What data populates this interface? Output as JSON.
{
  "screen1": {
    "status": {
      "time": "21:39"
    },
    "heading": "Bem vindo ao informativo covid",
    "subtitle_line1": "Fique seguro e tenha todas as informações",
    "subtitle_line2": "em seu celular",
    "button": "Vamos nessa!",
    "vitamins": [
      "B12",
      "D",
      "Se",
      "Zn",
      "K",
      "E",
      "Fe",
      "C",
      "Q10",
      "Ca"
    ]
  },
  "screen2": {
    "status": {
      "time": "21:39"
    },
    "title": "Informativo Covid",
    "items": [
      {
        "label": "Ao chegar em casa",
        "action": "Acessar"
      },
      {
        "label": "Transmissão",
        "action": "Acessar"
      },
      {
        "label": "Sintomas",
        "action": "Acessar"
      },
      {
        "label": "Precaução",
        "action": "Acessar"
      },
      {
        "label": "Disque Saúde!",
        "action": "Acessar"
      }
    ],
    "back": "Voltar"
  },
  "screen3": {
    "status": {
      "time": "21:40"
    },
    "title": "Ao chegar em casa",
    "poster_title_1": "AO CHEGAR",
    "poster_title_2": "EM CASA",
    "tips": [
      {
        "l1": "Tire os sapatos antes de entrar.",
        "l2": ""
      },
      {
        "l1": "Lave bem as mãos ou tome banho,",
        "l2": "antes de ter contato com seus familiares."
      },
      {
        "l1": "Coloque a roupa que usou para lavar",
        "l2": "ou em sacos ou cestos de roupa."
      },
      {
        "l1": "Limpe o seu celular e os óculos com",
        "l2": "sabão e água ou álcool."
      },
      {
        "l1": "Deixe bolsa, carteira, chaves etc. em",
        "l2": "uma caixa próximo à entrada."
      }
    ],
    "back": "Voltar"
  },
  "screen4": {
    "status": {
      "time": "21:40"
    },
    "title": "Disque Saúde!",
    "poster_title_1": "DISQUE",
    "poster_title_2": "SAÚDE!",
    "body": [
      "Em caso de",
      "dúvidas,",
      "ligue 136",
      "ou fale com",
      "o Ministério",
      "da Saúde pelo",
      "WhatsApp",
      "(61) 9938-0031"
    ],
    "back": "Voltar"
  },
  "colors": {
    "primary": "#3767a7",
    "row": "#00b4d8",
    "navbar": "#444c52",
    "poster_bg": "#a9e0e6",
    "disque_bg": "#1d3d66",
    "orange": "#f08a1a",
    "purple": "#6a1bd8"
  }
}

────────────────────────────────────────

Work out how many lines of the listing above include "label". Answer with the number and nothing more.

● Problem solution
5